To do: Out of the lines in this data, how many include "JSON"? Give the number and nothing else.

Listed entries:
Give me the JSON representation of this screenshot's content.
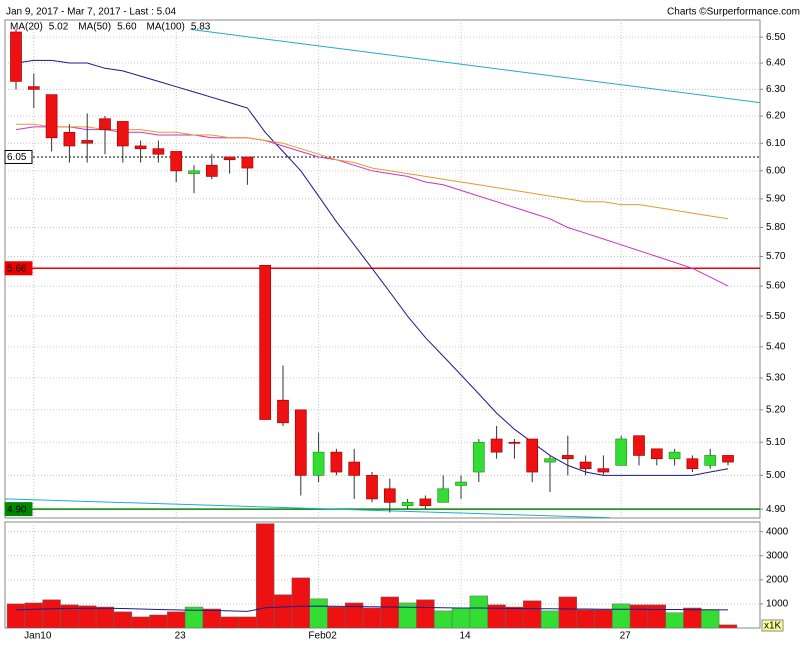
{
  "header": {
    "title": "Jan 9, 2017 - Mar 7, 2017 - Last : 5.04",
    "credit": "Charts ©Surperformance.com"
  },
  "chart_data": [
    {
      "type": "candlestick",
      "categories": [
        null,
        "Jan10",
        null,
        null,
        null,
        null,
        null,
        null,
        null,
        "23",
        null,
        null,
        null,
        null,
        null,
        null,
        null,
        "Feb02",
        null,
        null,
        null,
        null,
        null,
        null,
        null,
        "14",
        null,
        null,
        null,
        null,
        null,
        null,
        null,
        null,
        "27",
        null,
        null,
        null,
        null,
        null,
        null
      ],
      "open": [
        6.52,
        6.31,
        6.28,
        6.14,
        6.11,
        6.19,
        6.18,
        6.09,
        6.08,
        6.07,
        5.99,
        6.02,
        6.05,
        6.05,
        5.67,
        5.23,
        5.2,
        5.0,
        5.07,
        5.04,
        5.0,
        4.96,
        4.91,
        4.93,
        4.92,
        4.97,
        5.01,
        5.11,
        5.1,
        5.11,
        5.04,
        5.06,
        5.04,
        5.02,
        5.03,
        5.12,
        5.08,
        5.05,
        5.05,
        5.03,
        5.06
      ],
      "high": [
        6.53,
        6.36,
        6.28,
        6.17,
        6.21,
        6.2,
        6.18,
        6.11,
        6.11,
        6.07,
        6.02,
        6.06,
        6.05,
        6.05,
        5.67,
        5.34,
        5.2,
        5.13,
        5.08,
        5.08,
        5.01,
        4.99,
        4.93,
        4.94,
        5.0,
        5.0,
        5.11,
        5.15,
        5.11,
        5.11,
        5.06,
        5.12,
        5.06,
        5.06,
        5.12,
        5.12,
        5.08,
        5.08,
        5.06,
        5.08,
        5.06
      ],
      "low": [
        6.3,
        6.23,
        6.07,
        6.03,
        6.03,
        6.06,
        6.03,
        6.03,
        6.03,
        5.96,
        5.92,
        5.97,
        5.99,
        5.95,
        5.17,
        5.15,
        4.94,
        4.98,
        5.0,
        4.93,
        4.92,
        4.89,
        4.9,
        4.9,
        4.92,
        4.93,
        4.98,
        5.05,
        5.05,
        4.98,
        4.95,
        5.0,
        5.0,
        5.0,
        5.03,
        5.03,
        5.03,
        5.03,
        5.01,
        5.02,
        5.03
      ],
      "close": [
        6.33,
        6.3,
        6.12,
        6.09,
        6.1,
        6.15,
        6.09,
        6.08,
        6.06,
        6.0,
        6.0,
        5.98,
        6.04,
        6.01,
        5.17,
        5.16,
        5.0,
        5.07,
        5.01,
        5.0,
        4.93,
        4.92,
        4.92,
        4.91,
        4.96,
        4.98,
        5.1,
        5.07,
        5.1,
        5.01,
        5.05,
        5.05,
        5.02,
        5.01,
        5.11,
        5.06,
        5.05,
        5.07,
        5.02,
        5.06,
        5.04
      ],
      "up_color": "#33dd33",
      "down_color": "#ee1111",
      "log_scale": true,
      "grid": true,
      "ylim": [
        4.874,
        6.567
      ],
      "yticks": [
        {
          "value": 4.9,
          "label": "4.90"
        },
        {
          "value": 5.0,
          "label": "5.00"
        },
        {
          "value": 5.1,
          "label": "5.10"
        },
        {
          "value": 5.2,
          "label": "5.20"
        },
        {
          "value": 5.3,
          "label": "5.30"
        },
        {
          "value": 5.4,
          "label": "5.40"
        },
        {
          "value": 5.5,
          "label": "5.50"
        },
        {
          "value": 5.6,
          "label": "5.60"
        },
        {
          "value": 5.7,
          "label": "5.70"
        },
        {
          "value": 5.8,
          "label": "5.80"
        },
        {
          "value": 5.9,
          "label": "5.90"
        },
        {
          "value": 6.0,
          "label": "6.00"
        },
        {
          "value": 6.1,
          "label": "6.10"
        },
        {
          "value": 6.2,
          "label": "6.20"
        },
        {
          "value": 6.3,
          "label": "6.30"
        },
        {
          "value": 6.4,
          "label": "6.40"
        },
        {
          "value": 6.5,
          "label": "6.50"
        }
      ],
      "series": [
        {
          "name": "MA(20)",
          "color": "#1a1a8c",
          "legend_value": 5.02,
          "values": [
            6.4,
            6.41,
            6.41,
            6.4,
            6.4,
            6.38,
            6.37,
            6.35,
            6.33,
            6.31,
            6.29,
            6.27,
            6.25,
            6.23,
            6.14,
            6.07,
            6.0,
            5.91,
            5.82,
            5.74,
            5.66,
            5.58,
            5.5,
            5.43,
            5.37,
            5.31,
            5.25,
            5.19,
            5.14,
            5.1,
            5.06,
            5.03,
            5.01,
            5.0,
            5.0,
            5.0,
            5.0,
            5.0,
            5.0,
            5.01,
            5.02
          ]
        },
        {
          "name": "MA(50)",
          "color": "#cc33cc",
          "legend_value": {
            "value": 5.6,
            "label": "5.60"
          },
          "values": [
            6.15,
            6.16,
            6.16,
            6.16,
            6.15,
            6.15,
            6.14,
            6.14,
            6.13,
            6.13,
            6.13,
            6.12,
            6.12,
            6.12,
            6.11,
            6.09,
            6.07,
            6.05,
            6.04,
            6.02,
            6.0,
            5.99,
            5.98,
            5.96,
            5.95,
            5.93,
            5.91,
            5.89,
            5.87,
            5.85,
            5.83,
            5.8,
            5.78,
            5.76,
            5.74,
            5.72,
            5.7,
            5.68,
            5.66,
            5.63,
            5.6
          ]
        },
        {
          "name": "MA(100)",
          "color": "#e69a2e",
          "legend_value": 5.83,
          "values": [
            6.17,
            6.17,
            6.16,
            6.16,
            6.16,
            6.15,
            6.15,
            6.15,
            6.14,
            6.14,
            6.13,
            6.13,
            6.12,
            6.12,
            6.11,
            6.1,
            6.08,
            6.06,
            6.04,
            6.03,
            6.01,
            6.0,
            5.99,
            5.98,
            5.97,
            5.96,
            5.95,
            5.94,
            5.93,
            5.92,
            5.91,
            5.9,
            5.89,
            5.89,
            5.88,
            5.88,
            5.87,
            5.86,
            5.85,
            5.84,
            5.83
          ]
        }
      ],
      "trend_lines": [
        {
          "color": "#22aacc",
          "x": [
            9.8,
            41.8
          ],
          "values": [
            6.53,
            6.25
          ]
        },
        {
          "color": "#22aacc",
          "x": [
            -0.6,
            33.4
          ],
          "values": [
            4.93,
            4.875
          ]
        }
      ],
      "levels": [
        {
          "value": 6.05,
          "color": "#000000",
          "dashed": true
        },
        {
          "value": 5.66,
          "color": "#ee0000"
        },
        {
          "value": 4.9,
          "label": "4.90",
          "color": "#008800"
        }
      ]
    },
    {
      "type": "bar",
      "values": [
        1000,
        1040,
        1170,
        960,
        920,
        870,
        670,
        460,
        540,
        670,
        870,
        790,
        460,
        460,
        4330,
        1380,
        2080,
        1210,
        870,
        1040,
        830,
        1290,
        1040,
        1170,
        710,
        830,
        1330,
        960,
        870,
        1130,
        710,
        1290,
        750,
        750,
        1000,
        960,
        960,
        630,
        830,
        750,
        130
      ],
      "ma_color": "#1a1a8c",
      "ma_values": [
        760,
        780,
        800,
        810,
        820,
        820,
        810,
        790,
        770,
        750,
        740,
        730,
        710,
        690,
        840,
        870,
        900,
        910,
        900,
        890,
        880,
        870,
        860,
        850,
        840,
        830,
        830,
        820,
        810,
        800,
        800,
        790,
        790,
        780,
        780,
        780,
        770,
        770,
        760,
        760,
        750
      ],
      "ylim": [
        0,
        4400
      ],
      "yticks": [
        1000,
        2000,
        3000,
        4000
      ],
      "grid": true,
      "unit_label": "x1K"
    }
  ]
}
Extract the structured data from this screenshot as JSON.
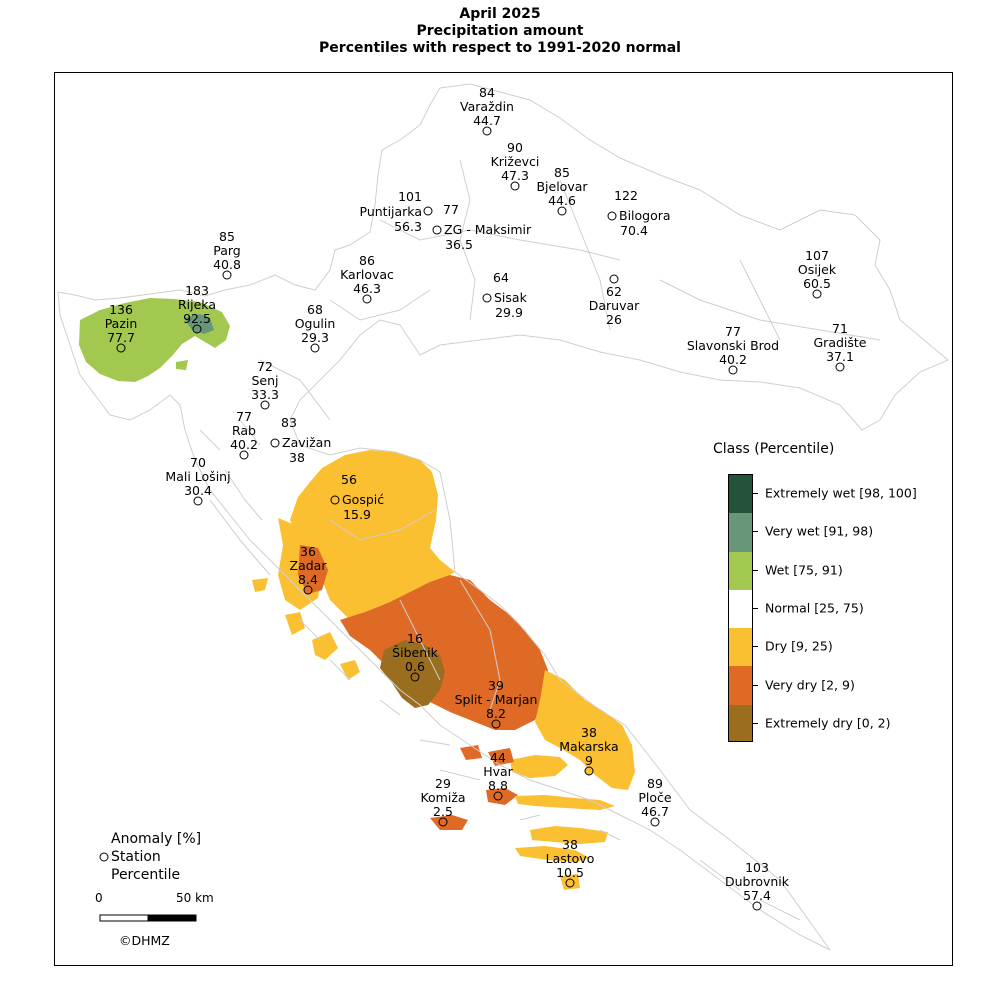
{
  "title": {
    "line1": "April 2025",
    "line2": "Precipitation amount",
    "line3": "Percentiles with respect to 1991-2020 normal"
  },
  "legend": {
    "title": "Class (Percentile)",
    "classes": [
      {
        "label": "Extremely wet [98, 100]",
        "color": "#24533a"
      },
      {
        "label": "Very wet [91, 98)",
        "color": "#689678"
      },
      {
        "label": "Wet [75, 91)",
        "color": "#a2c850"
      },
      {
        "label": "Normal [25, 75)",
        "color": "#ffffff"
      },
      {
        "label": "Dry [9, 25)",
        "color": "#fbbf32"
      },
      {
        "label": "Very dry [2, 9)",
        "color": "#df6a26"
      },
      {
        "label": "Extremely dry [0, 2)",
        "color": "#9b6d1f"
      }
    ]
  },
  "station_key": {
    "line1": "Anomaly [%]",
    "line2": "Station",
    "line3": "Percentile"
  },
  "scale_bar": {
    "start": "0",
    "end": "50 km"
  },
  "copyright": "©DHMZ",
  "stations": [
    {
      "name": "Varaždin",
      "anomaly": "84",
      "percentile": "44.7",
      "class": "normal"
    },
    {
      "name": "Križevci",
      "anomaly": "90",
      "percentile": "47.3",
      "class": "normal"
    },
    {
      "name": "Bjelovar",
      "anomaly": "85",
      "percentile": "44.6",
      "class": "normal"
    },
    {
      "name": "Puntijarka",
      "anomaly": "101",
      "percentile": "56.3",
      "class": "normal"
    },
    {
      "name": "ZG - Maksimir",
      "anomaly": "77",
      "percentile": "36.5",
      "class": "normal"
    },
    {
      "name": "Bilogora",
      "anomaly": "122",
      "percentile": "70.4",
      "class": "normal"
    },
    {
      "name": "Parg",
      "anomaly": "85",
      "percentile": "40.8",
      "class": "normal"
    },
    {
      "name": "Karlovac",
      "anomaly": "86",
      "percentile": "46.3",
      "class": "normal"
    },
    {
      "name": "Sisak",
      "anomaly": "64",
      "percentile": "29.9",
      "class": "normal"
    },
    {
      "name": "Daruvar",
      "anomaly": "62",
      "percentile": "26",
      "class": "normal"
    },
    {
      "name": "Osijek",
      "anomaly": "107",
      "percentile": "60.5",
      "class": "normal"
    },
    {
      "name": "Rijeka",
      "anomaly": "183",
      "percentile": "92.5",
      "class": "very-wet"
    },
    {
      "name": "Pazin",
      "anomaly": "136",
      "percentile": "77.7",
      "class": "wet"
    },
    {
      "name": "Ogulin",
      "anomaly": "68",
      "percentile": "29.3",
      "class": "normal"
    },
    {
      "name": "Slavonski Brod",
      "anomaly": "77",
      "percentile": "40.2",
      "class": "normal"
    },
    {
      "name": "Gradište",
      "anomaly": "71",
      "percentile": "37.1",
      "class": "normal"
    },
    {
      "name": "Senj",
      "anomaly": "72",
      "percentile": "33.3",
      "class": "normal"
    },
    {
      "name": "Rab",
      "anomaly": "77",
      "percentile": "40.2",
      "class": "normal"
    },
    {
      "name": "Zavižan",
      "anomaly": "83",
      "percentile": "38",
      "class": "normal"
    },
    {
      "name": "Mali Lošinj",
      "anomaly": "70",
      "percentile": "30.4",
      "class": "normal"
    },
    {
      "name": "Gospić",
      "anomaly": "56",
      "percentile": "15.9",
      "class": "dry"
    },
    {
      "name": "Zadar",
      "anomaly": "36",
      "percentile": "8.4",
      "class": "very-dry"
    },
    {
      "name": "Šibenik",
      "anomaly": "16",
      "percentile": "0.6",
      "class": "extremely-dry"
    },
    {
      "name": "Split - Marjan",
      "anomaly": "39",
      "percentile": "8.2",
      "class": "very-dry"
    },
    {
      "name": "Makarska",
      "anomaly": "38",
      "percentile": "9",
      "class": "dry"
    },
    {
      "name": "Hvar",
      "anomaly": "44",
      "percentile": "8.8",
      "class": "very-dry"
    },
    {
      "name": "Komiža",
      "anomaly": "29",
      "percentile": "2.5",
      "class": "very-dry"
    },
    {
      "name": "Ploče",
      "anomaly": "89",
      "percentile": "46.7",
      "class": "normal"
    },
    {
      "name": "Lastovo",
      "anomaly": "38",
      "percentile": "10.5",
      "class": "dry"
    },
    {
      "name": "Dubrovnik",
      "anomaly": "103",
      "percentile": "57.4",
      "class": "normal"
    }
  ]
}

Correct answer: 2